Print the data exactly as it is given, please.
======== DATA PROVIDED
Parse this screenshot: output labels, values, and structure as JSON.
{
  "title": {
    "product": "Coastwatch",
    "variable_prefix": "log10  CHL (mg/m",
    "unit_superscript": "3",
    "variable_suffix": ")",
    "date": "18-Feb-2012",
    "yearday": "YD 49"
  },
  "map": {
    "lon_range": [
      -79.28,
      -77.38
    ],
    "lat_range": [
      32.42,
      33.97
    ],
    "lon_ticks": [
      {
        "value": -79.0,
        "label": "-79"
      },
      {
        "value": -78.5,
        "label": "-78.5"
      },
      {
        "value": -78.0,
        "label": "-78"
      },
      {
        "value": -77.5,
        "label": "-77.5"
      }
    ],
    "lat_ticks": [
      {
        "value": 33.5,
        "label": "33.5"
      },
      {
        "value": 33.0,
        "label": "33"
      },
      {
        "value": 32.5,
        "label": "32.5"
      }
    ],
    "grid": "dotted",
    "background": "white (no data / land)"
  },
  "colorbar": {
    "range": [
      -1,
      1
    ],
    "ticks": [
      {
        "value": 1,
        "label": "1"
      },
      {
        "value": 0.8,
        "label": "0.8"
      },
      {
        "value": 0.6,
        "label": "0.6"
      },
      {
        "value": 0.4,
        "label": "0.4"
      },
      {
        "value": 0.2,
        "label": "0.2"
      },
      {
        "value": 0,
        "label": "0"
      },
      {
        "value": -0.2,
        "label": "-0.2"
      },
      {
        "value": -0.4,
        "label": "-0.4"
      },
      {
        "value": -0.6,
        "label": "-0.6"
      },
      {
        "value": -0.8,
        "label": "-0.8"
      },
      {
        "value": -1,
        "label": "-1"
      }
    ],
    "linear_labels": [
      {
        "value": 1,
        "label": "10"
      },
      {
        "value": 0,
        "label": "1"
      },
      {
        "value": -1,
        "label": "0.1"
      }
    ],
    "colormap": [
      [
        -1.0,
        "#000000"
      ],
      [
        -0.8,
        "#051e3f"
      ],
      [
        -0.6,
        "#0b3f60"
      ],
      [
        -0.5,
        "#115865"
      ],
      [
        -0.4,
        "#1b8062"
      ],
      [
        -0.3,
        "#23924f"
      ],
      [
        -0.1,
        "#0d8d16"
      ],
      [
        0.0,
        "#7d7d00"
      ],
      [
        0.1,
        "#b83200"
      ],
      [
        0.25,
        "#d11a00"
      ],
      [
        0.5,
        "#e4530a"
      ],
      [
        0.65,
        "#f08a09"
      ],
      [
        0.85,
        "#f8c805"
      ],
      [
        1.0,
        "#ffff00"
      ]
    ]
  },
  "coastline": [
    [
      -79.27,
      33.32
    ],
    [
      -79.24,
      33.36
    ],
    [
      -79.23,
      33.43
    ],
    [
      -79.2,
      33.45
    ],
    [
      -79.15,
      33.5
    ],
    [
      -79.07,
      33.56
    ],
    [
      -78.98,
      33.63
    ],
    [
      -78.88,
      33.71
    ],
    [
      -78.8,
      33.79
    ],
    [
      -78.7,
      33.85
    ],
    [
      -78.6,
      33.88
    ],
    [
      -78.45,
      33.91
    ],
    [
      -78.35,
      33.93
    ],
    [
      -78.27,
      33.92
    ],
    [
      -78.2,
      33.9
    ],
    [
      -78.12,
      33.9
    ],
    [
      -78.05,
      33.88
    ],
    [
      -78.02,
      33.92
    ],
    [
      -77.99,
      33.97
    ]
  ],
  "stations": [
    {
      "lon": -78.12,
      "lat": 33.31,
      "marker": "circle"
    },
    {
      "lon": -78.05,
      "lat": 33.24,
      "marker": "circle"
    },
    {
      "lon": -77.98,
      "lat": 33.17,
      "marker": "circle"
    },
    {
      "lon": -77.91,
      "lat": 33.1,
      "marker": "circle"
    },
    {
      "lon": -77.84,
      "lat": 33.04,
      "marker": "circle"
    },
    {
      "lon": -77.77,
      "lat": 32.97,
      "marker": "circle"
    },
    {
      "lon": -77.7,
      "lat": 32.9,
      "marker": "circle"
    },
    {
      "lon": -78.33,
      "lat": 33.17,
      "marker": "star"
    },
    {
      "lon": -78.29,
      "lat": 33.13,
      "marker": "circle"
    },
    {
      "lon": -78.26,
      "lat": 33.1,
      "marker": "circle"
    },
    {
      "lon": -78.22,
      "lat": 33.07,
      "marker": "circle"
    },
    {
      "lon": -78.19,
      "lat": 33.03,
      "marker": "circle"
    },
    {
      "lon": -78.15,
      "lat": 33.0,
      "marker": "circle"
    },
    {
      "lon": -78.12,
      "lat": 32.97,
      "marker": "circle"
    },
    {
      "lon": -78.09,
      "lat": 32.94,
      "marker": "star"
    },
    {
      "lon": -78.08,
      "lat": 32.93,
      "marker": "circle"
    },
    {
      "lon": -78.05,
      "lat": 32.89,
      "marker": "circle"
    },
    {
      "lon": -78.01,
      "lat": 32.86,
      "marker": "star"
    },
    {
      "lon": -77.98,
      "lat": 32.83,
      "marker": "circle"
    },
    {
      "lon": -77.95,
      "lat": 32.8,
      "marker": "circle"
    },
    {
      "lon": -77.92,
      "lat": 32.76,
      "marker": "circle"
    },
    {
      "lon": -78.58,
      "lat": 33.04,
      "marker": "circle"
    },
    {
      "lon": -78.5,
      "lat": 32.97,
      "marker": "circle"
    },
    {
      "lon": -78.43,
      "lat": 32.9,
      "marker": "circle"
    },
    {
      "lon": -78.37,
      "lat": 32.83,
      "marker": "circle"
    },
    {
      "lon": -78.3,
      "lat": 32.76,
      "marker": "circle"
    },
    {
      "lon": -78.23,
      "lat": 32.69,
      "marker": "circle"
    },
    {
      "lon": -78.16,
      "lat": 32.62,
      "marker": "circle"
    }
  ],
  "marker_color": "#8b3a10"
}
================
## EXERCISE OUTPUT:
Parse this screenshot: output labels, values, and structure as JSON.
{
  "title": {
    "product": "Coastwatch",
    "variable_prefix": "log10  CHL (mg/m",
    "unit_superscript": "3",
    "variable_suffix": ")",
    "date": "18-Feb-2012",
    "yearday": "YD 49"
  },
  "map": {
    "lon_range": [
      -79.28,
      -77.38
    ],
    "lat_range": [
      32.42,
      33.97
    ],
    "lon_ticks": [
      {
        "value": -79.0,
        "label": "-79"
      },
      {
        "value": -78.5,
        "label": "-78.5"
      },
      {
        "value": -78.0,
        "label": "-78"
      },
      {
        "value": -77.5,
        "label": "-77.5"
      }
    ],
    "lat_ticks": [
      {
        "value": 33.5,
        "label": "33.5"
      },
      {
        "value": 33.0,
        "label": "33"
      },
      {
        "value": 32.5,
        "label": "32.5"
      }
    ],
    "grid": "dotted",
    "background": "white (no data / land)"
  },
  "colorbar": {
    "range": [
      -1,
      1
    ],
    "ticks": [
      {
        "value": 1,
        "label": "1"
      },
      {
        "value": 0.8,
        "label": "0.8"
      },
      {
        "value": 0.6,
        "label": "0.6"
      },
      {
        "value": 0.4,
        "label": "0.4"
      },
      {
        "value": 0.2,
        "label": "0.2"
      },
      {
        "value": 0,
        "label": "0"
      },
      {
        "value": -0.2,
        "label": "-0.2"
      },
      {
        "value": -0.4,
        "label": "-0.4"
      },
      {
        "value": -0.6,
        "label": "-0.6"
      },
      {
        "value": -0.8,
        "label": "-0.8"
      },
      {
        "value": -1,
        "label": "-1"
      }
    ],
    "linear_labels": [
      {
        "value": 1,
        "label": "10"
      },
      {
        "value": 0,
        "label": "1"
      },
      {
        "value": -1,
        "label": "0.1"
      }
    ],
    "colormap": [
      [
        -1.0,
        "#000000"
      ],
      [
        -0.8,
        "#051e3f"
      ],
      [
        -0.6,
        "#0b3f60"
      ],
      [
        -0.5,
        "#115865"
      ],
      [
        -0.4,
        "#1b8062"
      ],
      [
        -0.3,
        "#23924f"
      ],
      [
        -0.1,
        "#0d8d16"
      ],
      [
        0.0,
        "#7d7d00"
      ],
      [
        0.1,
        "#b83200"
      ],
      [
        0.25,
        "#d11a00"
      ],
      [
        0.5,
        "#e4530a"
      ],
      [
        0.65,
        "#f08a09"
      ],
      [
        0.85,
        "#f8c805"
      ],
      [
        1.0,
        "#ffff00"
      ]
    ]
  },
  "coastline": [
    [
      -79.27,
      33.32
    ],
    [
      -79.24,
      33.36
    ],
    [
      -79.23,
      33.43
    ],
    [
      -79.2,
      33.45
    ],
    [
      -79.15,
      33.5
    ],
    [
      -79.07,
      33.56
    ],
    [
      -78.98,
      33.63
    ],
    [
      -78.88,
      33.71
    ],
    [
      -78.8,
      33.79
    ],
    [
      -78.7,
      33.85
    ],
    [
      -78.6,
      33.88
    ],
    [
      -78.45,
      33.91
    ],
    [
      -78.35,
      33.93
    ],
    [
      -78.27,
      33.92
    ],
    [
      -78.2,
      33.9
    ],
    [
      -78.12,
      33.9
    ],
    [
      -78.05,
      33.88
    ],
    [
      -78.02,
      33.92
    ],
    [
      -77.99,
      33.97
    ]
  ],
  "stations": [
    {
      "lon": -78.12,
      "lat": 33.31,
      "marker": "circle"
    },
    {
      "lon": -78.05,
      "lat": 33.24,
      "marker": "circle"
    },
    {
      "lon": -77.98,
      "lat": 33.17,
      "marker": "circle"
    },
    {
      "lon": -77.91,
      "lat": 33.1,
      "marker": "circle"
    },
    {
      "lon": -77.84,
      "lat": 33.04,
      "marker": "circle"
    },
    {
      "lon": -77.77,
      "lat": 32.97,
      "marker": "circle"
    },
    {
      "lon": -77.7,
      "lat": 32.9,
      "marker": "circle"
    },
    {
      "lon": -78.33,
      "lat": 33.17,
      "marker": "star"
    },
    {
      "lon": -78.29,
      "lat": 33.13,
      "marker": "circle"
    },
    {
      "lon": -78.26,
      "lat": 33.1,
      "marker": "circle"
    },
    {
      "lon": -78.22,
      "lat": 33.07,
      "marker": "circle"
    },
    {
      "lon": -78.19,
      "lat": 33.03,
      "marker": "circle"
    },
    {
      "lon": -78.15,
      "lat": 33.0,
      "marker": "circle"
    },
    {
      "lon": -78.12,
      "lat": 32.97,
      "marker": "circle"
    },
    {
      "lon": -78.09,
      "lat": 32.94,
      "marker": "star"
    },
    {
      "lon": -78.08,
      "lat": 32.93,
      "marker": "circle"
    },
    {
      "lon": -78.05,
      "lat": 32.89,
      "marker": "circle"
    },
    {
      "lon": -78.01,
      "lat": 32.86,
      "marker": "star"
    },
    {
      "lon": -77.98,
      "lat": 32.83,
      "marker": "circle"
    },
    {
      "lon": -77.95,
      "lat": 32.8,
      "marker": "circle"
    },
    {
      "lon": -77.92,
      "lat": 32.76,
      "marker": "circle"
    },
    {
      "lon": -78.58,
      "lat": 33.04,
      "marker": "circle"
    },
    {
      "lon": -78.5,
      "lat": 32.97,
      "marker": "circle"
    },
    {
      "lon": -78.43,
      "lat": 32.9,
      "marker": "circle"
    },
    {
      "lon": -78.37,
      "lat": 32.83,
      "marker": "circle"
    },
    {
      "lon": -78.3,
      "lat": 32.76,
      "marker": "circle"
    },
    {
      "lon": -78.23,
      "lat": 32.69,
      "marker": "circle"
    },
    {
      "lon": -78.16,
      "lat": 32.62,
      "marker": "circle"
    }
  ],
  "marker_color": "#8b3a10"
}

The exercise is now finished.